-- Required task --
List every line below containing "immagine".

(Saved data entries)
^^^^

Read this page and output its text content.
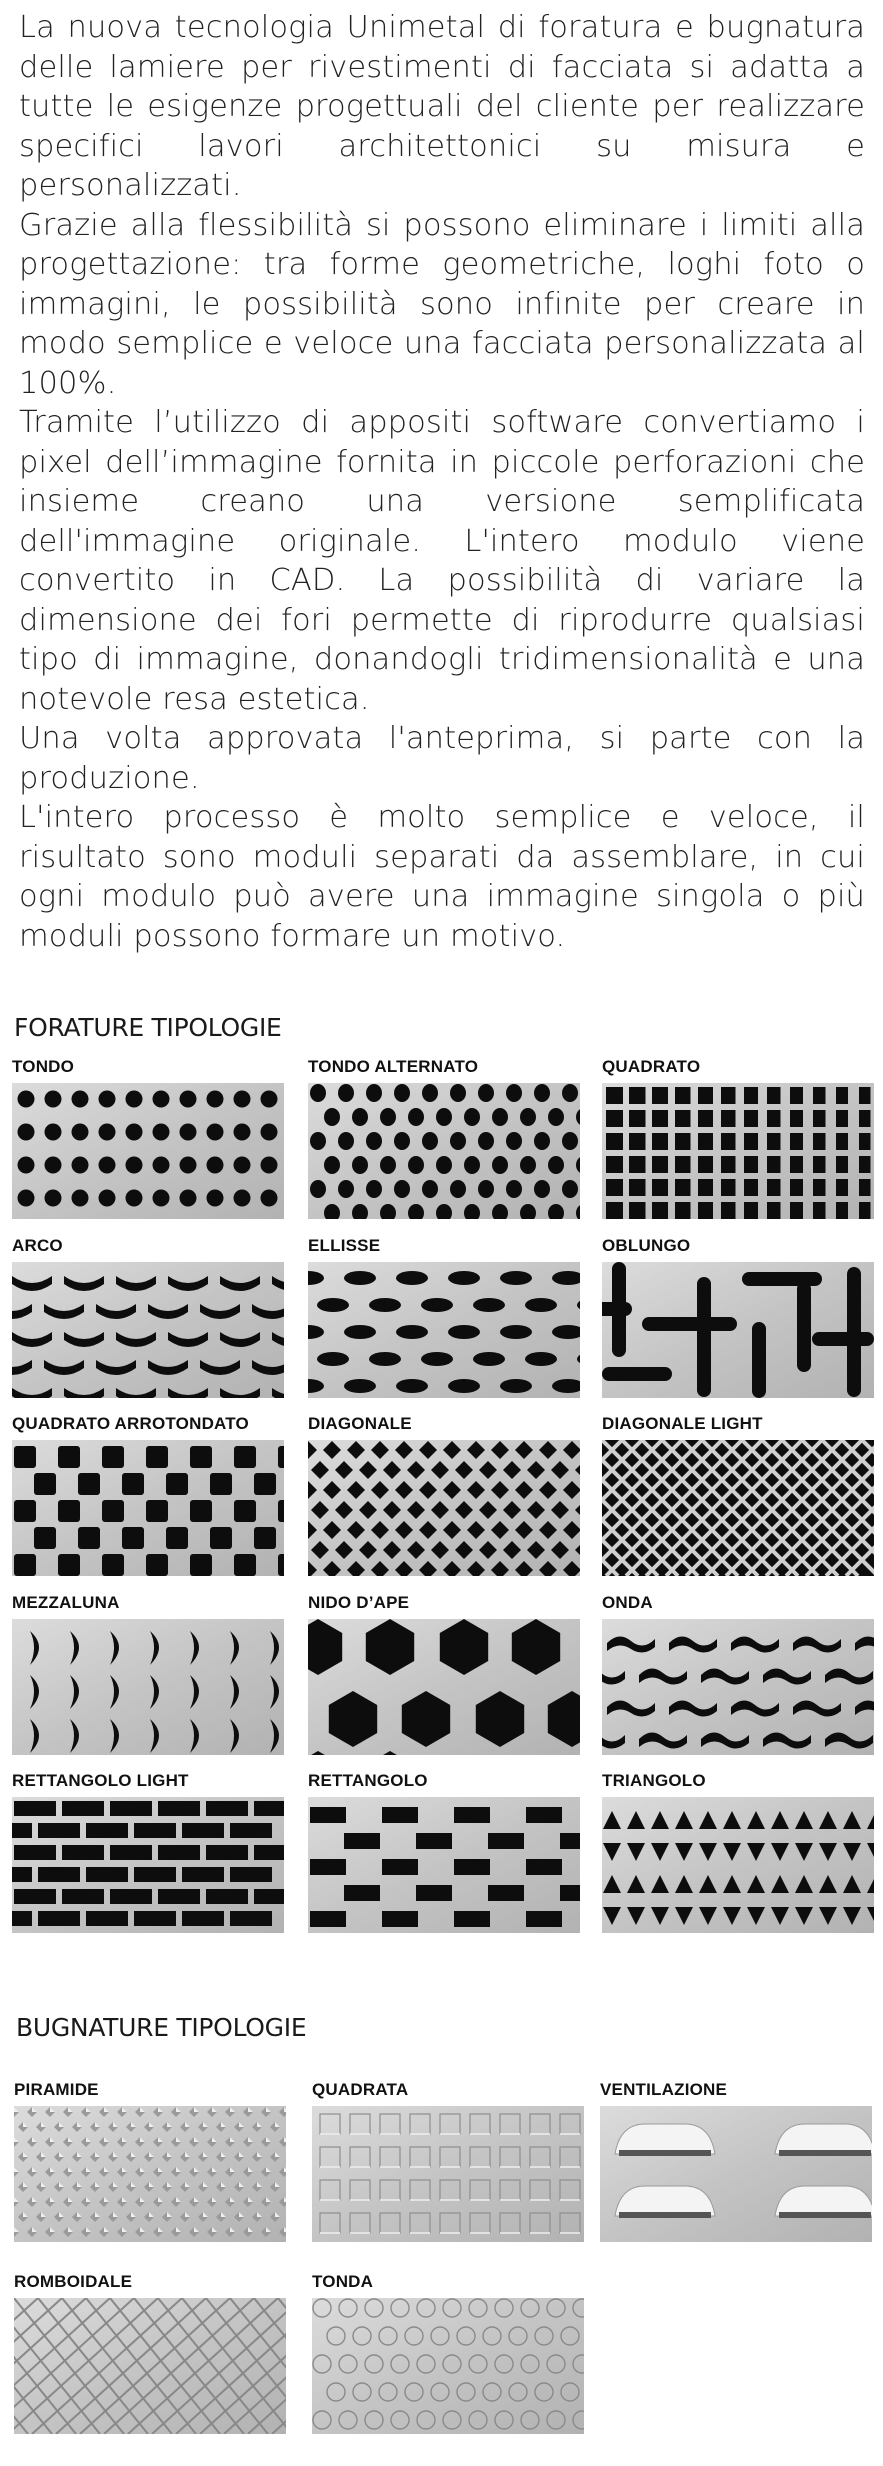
La nuova tecnologia Unimetal di foratura e bugnatura delle lamiere per rivestimenti di facciata si adatta a tutte le esigenze progettuali del cliente per realizzare specifici lavori architettonici su misura e personalizzati.

Grazie alla flessibilità si possono eliminare i limiti alla progettazione: tra forme geometriche, loghi foto o immagini, le possibilità sono infinite per creare in modo semplice e veloce una facciata personalizzata al 100%.

Tramite l’utilizzo di appositi software convertiamo i pixel dell’immagine fornita in piccole perforazioni che insieme creano una versione semplificata dell'immagine originale. L'intero modulo viene convertito in CAD. La possibilità di variare la dimensione dei fori permette di riprodurre qualsiasi tipo di immagine, donandogli tridimensionalità e una notevole resa estetica.

Una volta approvata l'anteprima, si parte con la produzione.

L'intero processo è molto semplice e veloce, il risultato sono moduli separati da assemblare, in cui ogni modulo può avere una immagine singola o più moduli possono formare un motivo.

FORATURE TIPOLOGIE
TONDO	TONDO ALTERNATO	QUADRATO
ARCO	ELLISSE	OBLUNGO
QUADRATO ARROTONDATO	DIAGONALE	DIAGONALE LIGHT
MEZZALUNA	NIDO D’APE	ONDA
RETTANGOLO LIGHT	RETTANGOLO	TRIANGOLO
BUGNATURE TIPOLOGIE
PIRAMIDE	QUADRATA	VENTILAZIONE
ROMBOIDALE	TONDA
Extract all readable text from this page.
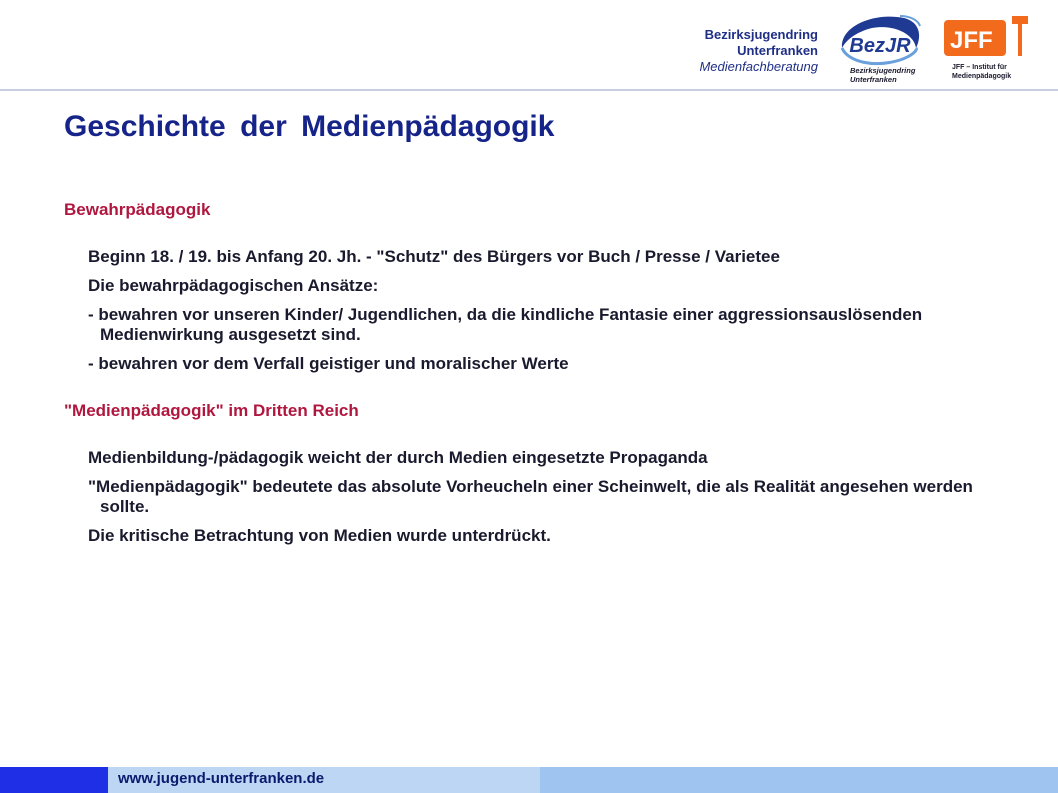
Bezirksjugendring
Unterfranken
Medienfachberatung
BezJR
Bezirksjugendring
Unterfranken
JFF
JFF – Institut für
Medienpädagogik
Geschichte der Medienpädagogik
Bewahrpädagogik
Beginn 18. / 19. bis Anfang 20. Jh. - "Schutz" des Bürgers vor Buch / Presse / Varietee
Die bewahrpädagogischen Ansätze:
- bewahren vor unseren Kinder/ Jugendlichen, da die kindliche Fantasie einer aggressionsauslösenden Medienwirkung ausgesetzt sind.
- bewahren vor dem Verfall geistiger und moralischer Werte
"Medienpädagogik" im Dritten Reich
Medienbildung-/pädagogik weicht der durch Medien eingesetzte Propaganda
"Medienpädagogik" bedeutete das absolute Vorheucheln einer Scheinwelt, die als Realität angesehen werden sollte.
Die kritische Betrachtung von Medien wurde unterdrückt.
www.jugend-unterfranken.de
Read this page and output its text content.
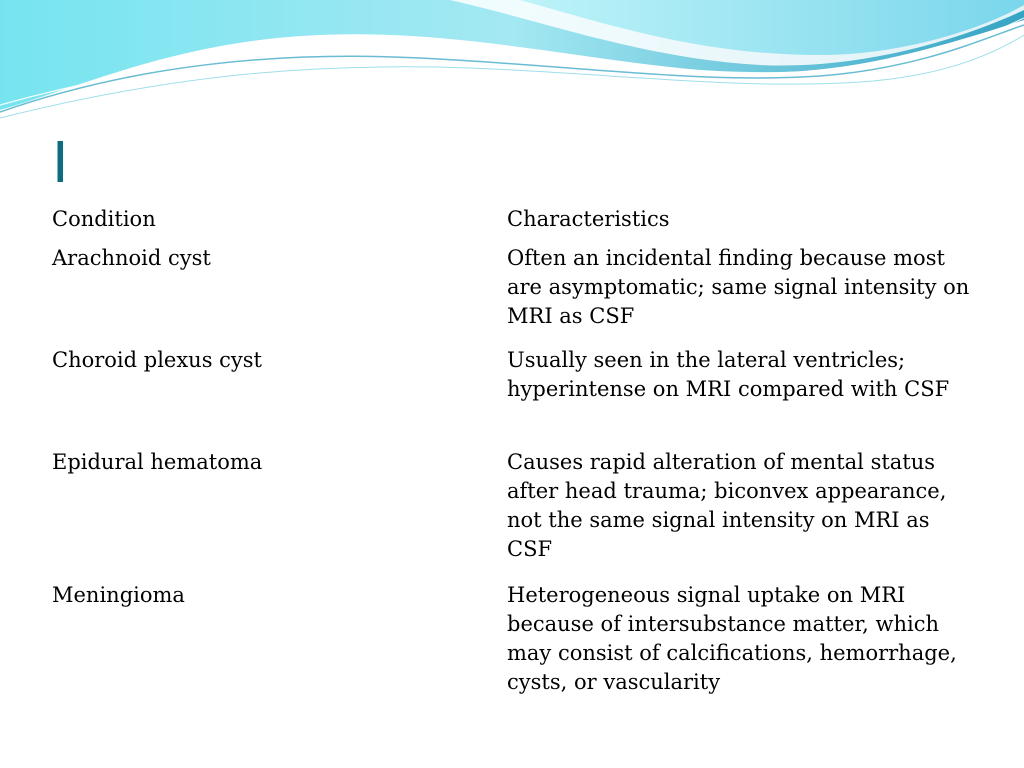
I
Condition	Characteristics
Arachnoid cyst	Often an incidental finding because most are asymptomatic; same signal intensity on MRI as CSF
Choroid plexus cyst	Usually seen in the lateral ventricles; hyperintense on MRI compared with CSF
Epidural hematoma	Causes rapid alteration of mental status after head trauma; biconvex appearance, not the same signal intensity on MRI as CSF
Meningioma	Heterogeneous signal uptake on MRI because of intersubstance matter, which may consist of calcifications, hemorrhage, cysts, or vascularity
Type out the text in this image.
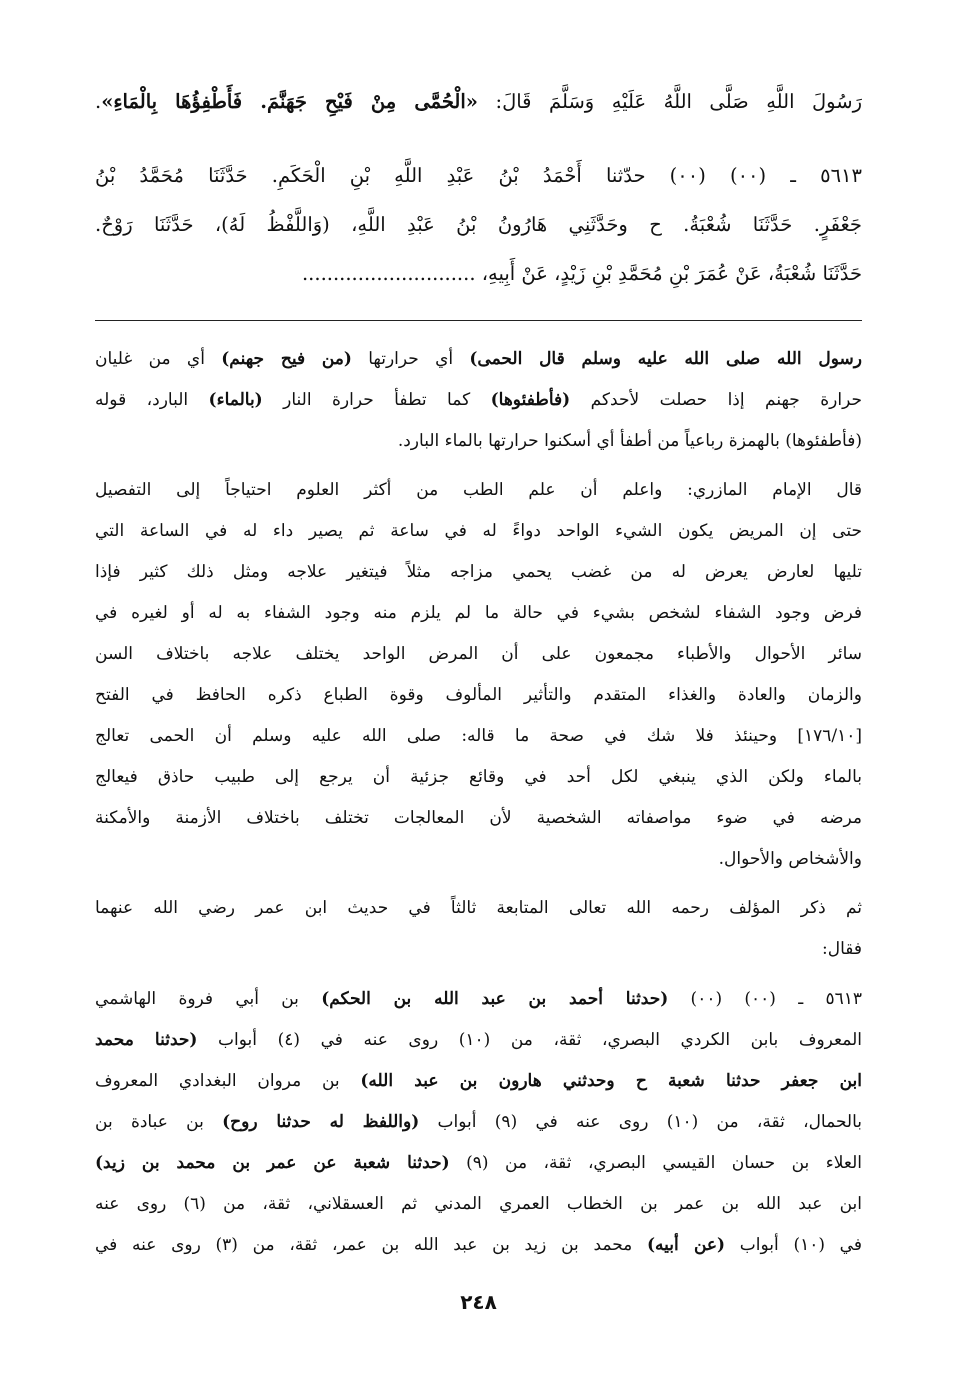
رَسُولَ اللَّهِ صَلَّى اللَّهُ عَلَيْهِ وَسَلَّمَ قَالَ: «الْحُمَّى مِنْ فَيْحِ جَهَنَّمَ. فَأَطْفِؤُهَا بِالْمَاءِ».
٥٦١٣ ـ (٠٠) (٠٠) حدّثنا أَحْمَدُ بْنُ عَبْدِ اللَّهِ بْنِ الْحَكَمِ. حَدَّثَنَا مُحَمَّدُ بْنُ
جَعْفَرٍ. حَدَّثَنَا شُعْبَةُ. ح وحَدَّثَنِي هَارُونُ بْنُ عَبْدِ اللَّهِ، (وَاللَّفْظُ لَهُ)، حَدَّثَنَا رَوْحٌ.
حَدَّثَنَا شُعْبَةُ، عَنْ عُمَرَ بْنِ مُحَمَّدِ بْنِ زَيْدٍ، عَنْ أَبِيهِ، ............................
رسول الله صلى الله عليه وسلم قال الحمى) أي حرارتها (من فيح جهنم) أي من غليان
حرارة جهنم إذا حصلت لأحدكم (فأطفئوها) كما تطفأ حرارة النار (بالماء) البارد، قوله
(فأطفئوها) بالهمزة رباعياً من أطفأ أي أسكنوا حرارتها بالماء البارد.
قال الإمام المازري: واعلم أن علم الطب من أكثر العلوم احتياجاً إلى التفصيل
حتى إن المريض يكون الشيء الواحد دواءً له في ساعة ثم يصير داء له في الساعة التي
تليها لعارض يعرض له من غضب يحمي مزاجه مثلاً فيتغير علاجه ومثل ذلك كثير فإذا
فرض وجود الشفاء لشخص بشيء في حالة ما لم يلزم منه وجود الشفاء به له أو لغيره في
سائر الأحوال والأطباء مجمعون على أن المرض الواحد يختلف علاجه باختلاف السن
والزمان والعادة والغذاء المتقدم والتأثير المألوف وقوة الطباع ذكره الحافظ في الفتح
[١٧٦/١٠] وحينئذ فلا شك في صحة ما قاله: صلى الله عليه وسلم أن الحمى تعالج
بالماء ولكن الذي ينبغي لكل أحد في وقائع جزئية أن يرجع إلى طبيب حاذق فيعالج
مرضه في ضوء مواصفاته الشخصية لأن المعالجات تختلف باختلاف الأزمنة والأمكنة
والأشخاص والأحوال.
ثم ذكر المؤلف رحمه الله تعالى المتابعة ثالثاً في حديث ابن عمر رضي الله عنهما
فقال:
٥٦١٣ ـ (٠٠) (٠٠) (حدثنا أحمد بن عبد الله بن الحكم) بن أبي فروة الهاشمي
المعروف بابن الكردي البصري، ثقة، من (١٠) روى عنه في (٤) أبواب (حدثنا محمد
ابن جعفر حدثنا شعبة ح وحدثني هارون بن عبد الله) بن مروان البغدادي المعروف
بالحمال، ثقة، من (١٠) روى عنه في (٩) أبواب (واللفظ له حدثنا روح) بن عبادة بن
العلاء بن حسان القيسي البصري، ثقة، من (٩) (حدثنا شعبة عن عمر بن محمد بن زيد)
ابن عبد الله بن عمر بن الخطاب العمري المدني ثم العسقلاني، ثقة، من (٦) روى عنه
في (١٠) أبواب (عن أبيه) محمد بن زيد بن عبد الله بن عمر، ثقة، من (٣) روى عنه في
٢٤٨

^^^^

-- Answer for the task --
Tramite l’utilizzo di appositi software convertiamo i pixel dell’immagine fornita in piccole perforazioni che insieme creano una versione semplificata dell'immagine originale. L'intero modulo viene convertito in CAD. La possibilità di variare la dimensione dei fori permette di riprodurre qualsiasi tipo di immagine, donandogli tridimensionalità e una notevole resa estetica.
L'intero processo è molto semplice e veloce, il risultato sono moduli separati da assemblare, in cui ogni modulo può avere una immagine singola o più moduli possono formare un motivo.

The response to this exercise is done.